Provided data:
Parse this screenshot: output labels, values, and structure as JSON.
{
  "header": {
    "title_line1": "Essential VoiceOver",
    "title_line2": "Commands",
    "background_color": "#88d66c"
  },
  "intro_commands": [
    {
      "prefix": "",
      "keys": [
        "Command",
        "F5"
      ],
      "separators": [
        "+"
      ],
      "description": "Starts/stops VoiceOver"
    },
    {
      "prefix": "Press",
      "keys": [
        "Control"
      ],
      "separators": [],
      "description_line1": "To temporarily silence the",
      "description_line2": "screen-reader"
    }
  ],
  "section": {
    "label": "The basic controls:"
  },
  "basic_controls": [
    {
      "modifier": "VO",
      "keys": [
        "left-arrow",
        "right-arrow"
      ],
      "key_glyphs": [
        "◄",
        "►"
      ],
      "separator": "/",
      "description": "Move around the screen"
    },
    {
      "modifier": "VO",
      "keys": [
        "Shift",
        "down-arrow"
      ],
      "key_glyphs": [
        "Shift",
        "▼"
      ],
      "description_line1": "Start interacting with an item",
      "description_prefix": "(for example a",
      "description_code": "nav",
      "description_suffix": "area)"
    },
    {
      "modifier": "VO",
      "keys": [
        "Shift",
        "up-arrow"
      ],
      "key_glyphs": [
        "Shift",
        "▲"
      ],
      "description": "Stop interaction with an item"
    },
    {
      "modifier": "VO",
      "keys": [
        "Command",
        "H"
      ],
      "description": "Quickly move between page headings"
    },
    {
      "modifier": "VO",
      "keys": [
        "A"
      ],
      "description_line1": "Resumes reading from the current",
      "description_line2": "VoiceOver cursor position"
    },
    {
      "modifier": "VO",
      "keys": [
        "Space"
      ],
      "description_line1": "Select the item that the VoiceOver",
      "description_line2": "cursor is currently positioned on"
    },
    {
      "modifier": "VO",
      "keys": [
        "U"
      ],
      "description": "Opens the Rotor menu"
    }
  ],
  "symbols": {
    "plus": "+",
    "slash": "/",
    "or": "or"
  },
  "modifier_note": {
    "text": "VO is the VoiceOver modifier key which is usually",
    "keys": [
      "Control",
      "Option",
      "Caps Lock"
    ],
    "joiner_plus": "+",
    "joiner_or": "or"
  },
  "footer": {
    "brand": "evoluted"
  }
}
---
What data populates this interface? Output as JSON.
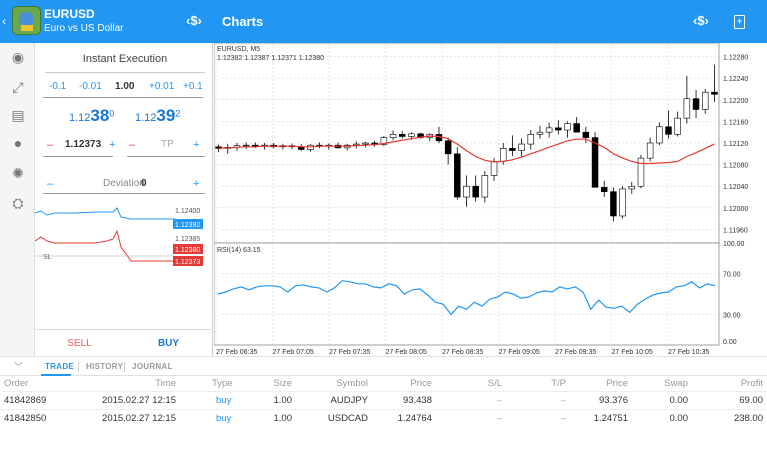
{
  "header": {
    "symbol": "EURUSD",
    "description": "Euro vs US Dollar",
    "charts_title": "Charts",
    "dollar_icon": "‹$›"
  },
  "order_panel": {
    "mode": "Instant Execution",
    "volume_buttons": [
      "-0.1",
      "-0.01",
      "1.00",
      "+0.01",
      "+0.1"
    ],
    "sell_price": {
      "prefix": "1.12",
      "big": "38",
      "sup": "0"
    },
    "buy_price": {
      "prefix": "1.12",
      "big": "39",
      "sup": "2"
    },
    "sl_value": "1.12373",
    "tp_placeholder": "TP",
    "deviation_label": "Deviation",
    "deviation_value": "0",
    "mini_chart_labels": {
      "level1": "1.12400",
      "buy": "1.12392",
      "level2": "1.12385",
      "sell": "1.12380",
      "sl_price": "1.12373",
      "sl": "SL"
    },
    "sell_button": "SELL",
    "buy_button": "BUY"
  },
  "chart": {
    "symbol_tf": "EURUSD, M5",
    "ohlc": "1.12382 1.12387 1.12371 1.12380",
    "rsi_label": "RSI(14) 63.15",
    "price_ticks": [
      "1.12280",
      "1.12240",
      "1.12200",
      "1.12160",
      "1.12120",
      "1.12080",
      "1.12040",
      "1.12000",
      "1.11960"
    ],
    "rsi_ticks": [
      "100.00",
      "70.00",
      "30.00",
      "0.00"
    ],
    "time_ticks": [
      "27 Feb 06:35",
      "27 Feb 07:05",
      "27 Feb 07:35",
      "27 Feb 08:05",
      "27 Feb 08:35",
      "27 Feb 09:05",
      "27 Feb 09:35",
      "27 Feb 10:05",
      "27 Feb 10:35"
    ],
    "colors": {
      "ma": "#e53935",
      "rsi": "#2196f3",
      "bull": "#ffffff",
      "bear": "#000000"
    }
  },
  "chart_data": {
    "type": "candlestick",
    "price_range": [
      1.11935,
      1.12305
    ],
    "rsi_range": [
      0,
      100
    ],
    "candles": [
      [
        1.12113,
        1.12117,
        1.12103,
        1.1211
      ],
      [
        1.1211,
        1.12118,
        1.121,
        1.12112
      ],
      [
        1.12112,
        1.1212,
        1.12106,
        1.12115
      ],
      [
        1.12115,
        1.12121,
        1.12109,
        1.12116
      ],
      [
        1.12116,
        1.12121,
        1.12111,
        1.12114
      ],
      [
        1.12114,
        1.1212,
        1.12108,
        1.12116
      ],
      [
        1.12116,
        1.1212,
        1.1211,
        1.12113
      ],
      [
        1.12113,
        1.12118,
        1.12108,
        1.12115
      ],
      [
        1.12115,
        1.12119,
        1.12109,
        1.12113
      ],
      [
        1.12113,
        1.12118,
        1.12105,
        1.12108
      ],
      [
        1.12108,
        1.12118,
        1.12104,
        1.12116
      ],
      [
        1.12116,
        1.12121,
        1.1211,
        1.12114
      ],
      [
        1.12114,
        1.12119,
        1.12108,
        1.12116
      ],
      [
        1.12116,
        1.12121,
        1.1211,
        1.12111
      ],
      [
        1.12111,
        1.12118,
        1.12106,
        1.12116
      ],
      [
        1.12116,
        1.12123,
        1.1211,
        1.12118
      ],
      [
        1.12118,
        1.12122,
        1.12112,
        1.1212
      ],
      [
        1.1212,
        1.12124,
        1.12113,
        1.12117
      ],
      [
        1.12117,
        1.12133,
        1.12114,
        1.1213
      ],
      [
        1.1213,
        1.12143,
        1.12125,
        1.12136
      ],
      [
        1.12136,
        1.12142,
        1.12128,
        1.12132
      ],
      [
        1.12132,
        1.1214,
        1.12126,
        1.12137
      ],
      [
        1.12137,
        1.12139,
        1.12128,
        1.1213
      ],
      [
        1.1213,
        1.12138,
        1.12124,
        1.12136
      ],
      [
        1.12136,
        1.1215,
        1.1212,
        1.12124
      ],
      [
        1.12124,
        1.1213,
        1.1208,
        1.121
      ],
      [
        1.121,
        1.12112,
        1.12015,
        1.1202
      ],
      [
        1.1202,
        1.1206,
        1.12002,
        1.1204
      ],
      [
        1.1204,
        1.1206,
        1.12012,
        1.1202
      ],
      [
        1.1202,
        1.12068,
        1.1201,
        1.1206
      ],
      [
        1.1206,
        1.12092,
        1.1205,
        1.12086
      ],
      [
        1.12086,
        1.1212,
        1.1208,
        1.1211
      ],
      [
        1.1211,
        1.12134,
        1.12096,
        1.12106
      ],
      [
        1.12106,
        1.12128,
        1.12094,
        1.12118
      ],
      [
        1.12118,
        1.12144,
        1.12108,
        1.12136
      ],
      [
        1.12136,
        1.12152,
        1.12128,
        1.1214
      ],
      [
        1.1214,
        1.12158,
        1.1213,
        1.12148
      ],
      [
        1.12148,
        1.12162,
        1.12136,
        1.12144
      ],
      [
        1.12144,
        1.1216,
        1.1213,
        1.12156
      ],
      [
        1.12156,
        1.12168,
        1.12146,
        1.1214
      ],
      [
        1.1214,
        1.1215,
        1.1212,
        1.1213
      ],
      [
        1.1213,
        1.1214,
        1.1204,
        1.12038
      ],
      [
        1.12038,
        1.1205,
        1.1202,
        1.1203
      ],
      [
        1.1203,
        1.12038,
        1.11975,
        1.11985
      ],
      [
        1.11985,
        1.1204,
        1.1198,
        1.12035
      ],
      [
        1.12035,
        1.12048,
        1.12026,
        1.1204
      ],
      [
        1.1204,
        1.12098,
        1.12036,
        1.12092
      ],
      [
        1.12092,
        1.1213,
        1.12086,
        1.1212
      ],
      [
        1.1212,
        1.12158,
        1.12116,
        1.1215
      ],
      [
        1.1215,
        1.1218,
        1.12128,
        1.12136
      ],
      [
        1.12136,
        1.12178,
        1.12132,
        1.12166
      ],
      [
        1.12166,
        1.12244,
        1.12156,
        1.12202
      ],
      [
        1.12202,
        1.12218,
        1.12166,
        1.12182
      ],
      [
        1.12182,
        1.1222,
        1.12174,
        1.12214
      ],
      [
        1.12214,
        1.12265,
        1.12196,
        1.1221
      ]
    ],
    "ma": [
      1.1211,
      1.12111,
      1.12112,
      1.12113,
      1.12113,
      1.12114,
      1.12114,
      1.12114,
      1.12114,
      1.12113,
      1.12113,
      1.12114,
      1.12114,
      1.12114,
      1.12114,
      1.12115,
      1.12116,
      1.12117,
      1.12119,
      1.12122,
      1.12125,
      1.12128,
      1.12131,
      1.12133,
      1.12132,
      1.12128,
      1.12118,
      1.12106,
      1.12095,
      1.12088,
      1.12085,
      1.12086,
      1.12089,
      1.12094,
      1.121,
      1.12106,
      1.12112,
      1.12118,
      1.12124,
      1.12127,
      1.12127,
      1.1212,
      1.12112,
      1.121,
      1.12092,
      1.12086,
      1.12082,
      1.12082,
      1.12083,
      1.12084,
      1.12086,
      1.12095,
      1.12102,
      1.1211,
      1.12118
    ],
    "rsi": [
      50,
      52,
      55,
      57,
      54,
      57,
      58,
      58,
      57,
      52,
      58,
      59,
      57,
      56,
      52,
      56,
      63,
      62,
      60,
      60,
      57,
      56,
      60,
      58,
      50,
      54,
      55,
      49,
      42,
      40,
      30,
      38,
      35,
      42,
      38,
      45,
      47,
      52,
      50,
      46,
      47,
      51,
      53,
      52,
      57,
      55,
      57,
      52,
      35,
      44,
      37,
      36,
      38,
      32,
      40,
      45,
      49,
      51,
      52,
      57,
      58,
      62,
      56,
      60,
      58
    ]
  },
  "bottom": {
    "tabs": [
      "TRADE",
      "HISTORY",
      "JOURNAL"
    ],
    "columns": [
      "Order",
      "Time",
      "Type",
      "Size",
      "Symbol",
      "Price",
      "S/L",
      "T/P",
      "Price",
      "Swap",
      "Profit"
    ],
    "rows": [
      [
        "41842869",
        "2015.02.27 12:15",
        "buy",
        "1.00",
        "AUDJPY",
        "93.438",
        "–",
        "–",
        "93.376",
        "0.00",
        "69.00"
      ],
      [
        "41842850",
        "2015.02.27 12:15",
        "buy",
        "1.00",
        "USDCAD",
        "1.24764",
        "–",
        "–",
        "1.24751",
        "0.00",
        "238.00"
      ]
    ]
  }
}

Task to complete:
Identify each line in the entries with the word "arrow" and copy it.

Full response:
        "left-arrow",
        "right-arrow"
        "down-arrow"
        "up-arrow"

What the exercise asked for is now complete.